▶ [The request]
Copy each line that contains the string "Wealth".

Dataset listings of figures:
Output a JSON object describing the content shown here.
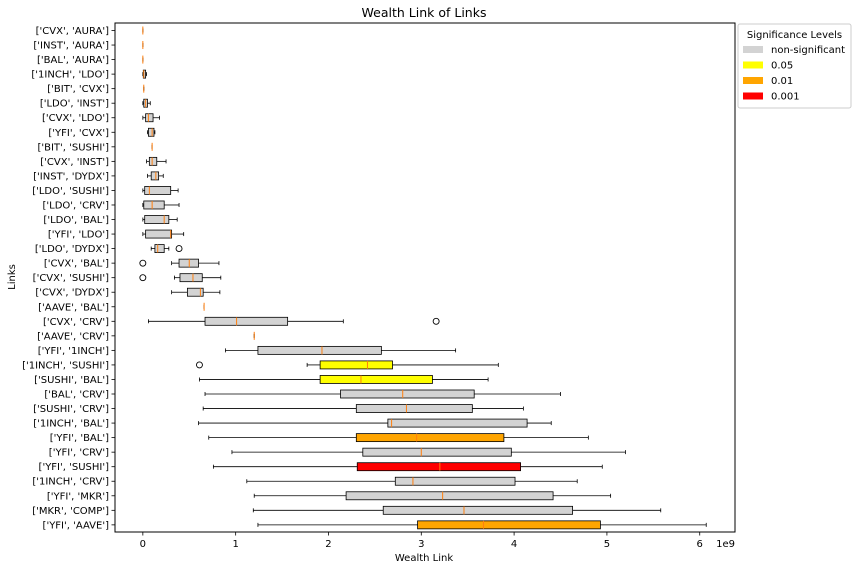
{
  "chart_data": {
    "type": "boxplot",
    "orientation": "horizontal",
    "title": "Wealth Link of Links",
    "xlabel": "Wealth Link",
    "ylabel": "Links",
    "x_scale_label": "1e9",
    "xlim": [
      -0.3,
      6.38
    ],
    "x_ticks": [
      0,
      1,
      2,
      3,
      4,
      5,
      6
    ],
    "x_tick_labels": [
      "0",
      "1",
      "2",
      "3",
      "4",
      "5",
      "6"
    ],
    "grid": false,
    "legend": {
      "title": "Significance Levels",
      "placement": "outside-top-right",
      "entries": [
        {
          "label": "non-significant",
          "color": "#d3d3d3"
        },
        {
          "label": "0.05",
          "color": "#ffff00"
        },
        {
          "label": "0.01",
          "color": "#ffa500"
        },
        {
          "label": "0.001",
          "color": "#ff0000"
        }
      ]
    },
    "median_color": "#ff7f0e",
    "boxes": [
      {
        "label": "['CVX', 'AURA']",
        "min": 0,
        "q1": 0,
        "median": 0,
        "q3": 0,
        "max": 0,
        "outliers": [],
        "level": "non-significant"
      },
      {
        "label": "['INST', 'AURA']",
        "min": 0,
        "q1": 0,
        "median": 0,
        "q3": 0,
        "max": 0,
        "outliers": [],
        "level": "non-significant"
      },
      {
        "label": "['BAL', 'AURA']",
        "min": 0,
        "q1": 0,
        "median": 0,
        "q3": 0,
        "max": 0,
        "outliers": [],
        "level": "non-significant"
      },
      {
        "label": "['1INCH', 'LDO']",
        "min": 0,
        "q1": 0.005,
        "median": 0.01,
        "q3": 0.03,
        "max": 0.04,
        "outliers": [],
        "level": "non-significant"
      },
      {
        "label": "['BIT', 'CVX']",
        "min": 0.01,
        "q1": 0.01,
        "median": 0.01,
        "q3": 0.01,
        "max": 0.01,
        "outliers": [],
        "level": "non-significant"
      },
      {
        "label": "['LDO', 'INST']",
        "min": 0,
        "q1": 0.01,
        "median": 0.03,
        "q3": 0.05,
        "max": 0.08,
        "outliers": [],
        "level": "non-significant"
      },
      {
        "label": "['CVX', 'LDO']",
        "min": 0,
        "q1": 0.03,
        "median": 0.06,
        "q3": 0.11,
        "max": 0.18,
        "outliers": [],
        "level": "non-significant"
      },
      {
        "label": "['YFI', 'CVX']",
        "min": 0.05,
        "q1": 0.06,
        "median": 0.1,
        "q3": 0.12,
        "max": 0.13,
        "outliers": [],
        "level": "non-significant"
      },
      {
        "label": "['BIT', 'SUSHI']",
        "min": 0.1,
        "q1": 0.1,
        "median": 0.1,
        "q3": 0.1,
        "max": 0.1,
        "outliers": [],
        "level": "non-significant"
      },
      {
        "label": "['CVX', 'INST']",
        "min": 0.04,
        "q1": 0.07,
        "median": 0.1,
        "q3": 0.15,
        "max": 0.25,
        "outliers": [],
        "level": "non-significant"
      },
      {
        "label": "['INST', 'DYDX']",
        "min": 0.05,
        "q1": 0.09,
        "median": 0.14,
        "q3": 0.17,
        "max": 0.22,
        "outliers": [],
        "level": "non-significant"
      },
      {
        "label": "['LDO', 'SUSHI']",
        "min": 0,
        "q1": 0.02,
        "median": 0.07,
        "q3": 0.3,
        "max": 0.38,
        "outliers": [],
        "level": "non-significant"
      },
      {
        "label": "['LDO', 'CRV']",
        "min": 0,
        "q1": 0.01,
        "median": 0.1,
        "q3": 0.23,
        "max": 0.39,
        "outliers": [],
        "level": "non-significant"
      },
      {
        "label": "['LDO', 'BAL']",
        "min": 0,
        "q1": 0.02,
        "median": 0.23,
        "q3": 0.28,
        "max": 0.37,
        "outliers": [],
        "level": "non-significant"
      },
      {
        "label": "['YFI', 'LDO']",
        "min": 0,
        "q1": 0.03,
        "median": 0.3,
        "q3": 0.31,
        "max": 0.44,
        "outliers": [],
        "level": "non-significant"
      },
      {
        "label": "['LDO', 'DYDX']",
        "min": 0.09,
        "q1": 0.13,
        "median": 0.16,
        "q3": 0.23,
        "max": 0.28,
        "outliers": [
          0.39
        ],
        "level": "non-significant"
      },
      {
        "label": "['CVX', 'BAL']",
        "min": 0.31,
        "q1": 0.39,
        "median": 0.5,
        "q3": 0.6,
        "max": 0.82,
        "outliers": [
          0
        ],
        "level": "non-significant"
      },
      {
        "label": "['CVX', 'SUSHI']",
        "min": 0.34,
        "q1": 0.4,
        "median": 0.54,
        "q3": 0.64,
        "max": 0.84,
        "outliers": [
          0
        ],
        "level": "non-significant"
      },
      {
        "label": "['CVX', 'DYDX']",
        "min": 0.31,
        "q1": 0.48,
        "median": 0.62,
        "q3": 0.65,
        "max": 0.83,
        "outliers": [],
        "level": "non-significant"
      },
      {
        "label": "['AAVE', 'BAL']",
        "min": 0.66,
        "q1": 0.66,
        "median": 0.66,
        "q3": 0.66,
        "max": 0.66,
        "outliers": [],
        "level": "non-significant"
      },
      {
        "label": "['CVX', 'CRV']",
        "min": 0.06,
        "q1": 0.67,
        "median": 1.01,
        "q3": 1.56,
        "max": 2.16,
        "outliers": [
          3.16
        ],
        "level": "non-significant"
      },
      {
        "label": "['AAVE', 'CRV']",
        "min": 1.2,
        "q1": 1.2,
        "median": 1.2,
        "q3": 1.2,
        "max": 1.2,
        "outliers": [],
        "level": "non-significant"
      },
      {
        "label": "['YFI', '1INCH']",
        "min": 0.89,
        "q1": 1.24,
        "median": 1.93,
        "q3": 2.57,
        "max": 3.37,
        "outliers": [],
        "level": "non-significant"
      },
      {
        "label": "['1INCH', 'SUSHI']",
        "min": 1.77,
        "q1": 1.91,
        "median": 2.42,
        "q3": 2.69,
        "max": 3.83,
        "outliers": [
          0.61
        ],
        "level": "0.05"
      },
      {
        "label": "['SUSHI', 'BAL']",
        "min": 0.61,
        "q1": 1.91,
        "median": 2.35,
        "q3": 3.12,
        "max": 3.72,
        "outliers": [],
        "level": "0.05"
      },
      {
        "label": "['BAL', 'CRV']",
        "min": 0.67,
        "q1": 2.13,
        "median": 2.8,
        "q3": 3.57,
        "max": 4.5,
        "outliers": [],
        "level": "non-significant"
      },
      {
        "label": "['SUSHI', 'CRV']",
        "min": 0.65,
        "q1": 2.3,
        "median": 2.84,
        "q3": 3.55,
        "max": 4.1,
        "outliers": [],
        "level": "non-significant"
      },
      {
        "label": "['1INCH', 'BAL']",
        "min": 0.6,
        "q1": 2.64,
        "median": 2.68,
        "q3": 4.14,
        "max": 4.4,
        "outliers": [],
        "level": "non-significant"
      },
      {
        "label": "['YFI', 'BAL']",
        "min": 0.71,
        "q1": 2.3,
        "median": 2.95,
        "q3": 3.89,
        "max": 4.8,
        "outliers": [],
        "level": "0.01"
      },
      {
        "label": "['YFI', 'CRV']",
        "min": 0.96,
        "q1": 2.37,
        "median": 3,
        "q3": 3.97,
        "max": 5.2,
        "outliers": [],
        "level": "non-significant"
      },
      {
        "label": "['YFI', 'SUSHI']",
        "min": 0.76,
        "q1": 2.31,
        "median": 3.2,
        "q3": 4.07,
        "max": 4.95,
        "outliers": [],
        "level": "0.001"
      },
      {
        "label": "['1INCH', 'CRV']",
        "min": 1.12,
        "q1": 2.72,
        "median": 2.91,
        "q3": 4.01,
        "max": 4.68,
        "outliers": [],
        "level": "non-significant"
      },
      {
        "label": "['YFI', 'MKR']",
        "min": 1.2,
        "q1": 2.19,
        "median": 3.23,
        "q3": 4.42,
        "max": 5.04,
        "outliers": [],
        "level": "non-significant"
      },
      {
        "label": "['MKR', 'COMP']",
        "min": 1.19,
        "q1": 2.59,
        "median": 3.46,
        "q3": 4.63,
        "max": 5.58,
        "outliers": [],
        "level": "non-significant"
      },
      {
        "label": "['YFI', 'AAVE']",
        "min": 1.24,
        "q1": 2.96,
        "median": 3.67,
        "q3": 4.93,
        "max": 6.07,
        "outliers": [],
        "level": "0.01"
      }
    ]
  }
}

--

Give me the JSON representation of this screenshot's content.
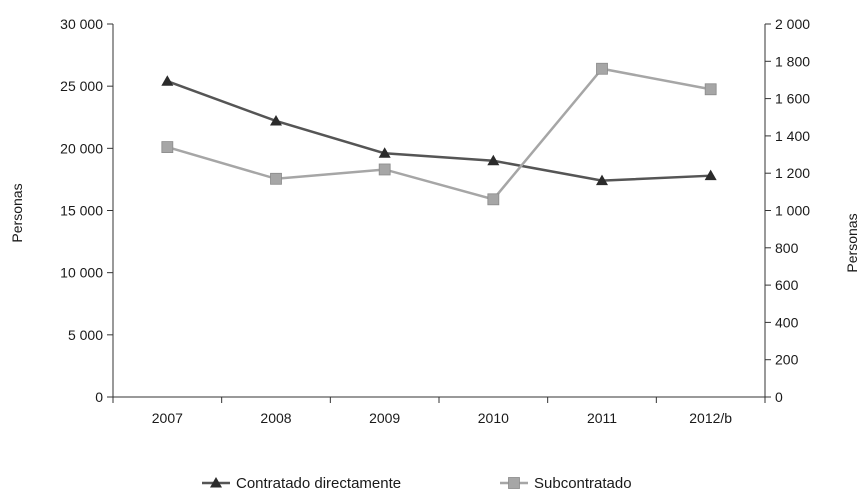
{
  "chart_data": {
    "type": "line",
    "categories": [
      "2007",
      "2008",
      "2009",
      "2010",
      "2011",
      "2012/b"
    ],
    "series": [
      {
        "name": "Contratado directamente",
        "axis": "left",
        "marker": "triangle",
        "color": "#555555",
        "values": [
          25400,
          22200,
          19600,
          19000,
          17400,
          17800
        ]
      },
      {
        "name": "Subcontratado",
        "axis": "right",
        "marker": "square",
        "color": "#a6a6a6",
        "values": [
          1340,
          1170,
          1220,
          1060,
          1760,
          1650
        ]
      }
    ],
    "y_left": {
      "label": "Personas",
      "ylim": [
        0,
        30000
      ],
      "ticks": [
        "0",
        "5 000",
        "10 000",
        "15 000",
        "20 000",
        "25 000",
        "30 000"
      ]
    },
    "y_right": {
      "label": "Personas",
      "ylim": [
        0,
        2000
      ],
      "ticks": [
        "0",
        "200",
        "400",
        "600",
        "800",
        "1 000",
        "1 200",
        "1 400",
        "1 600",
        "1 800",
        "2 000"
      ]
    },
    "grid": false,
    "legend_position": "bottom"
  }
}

▶ [Response for this exercise]
    "title": "Wealth Link of Links",
    "xlabel": "Wealth Link",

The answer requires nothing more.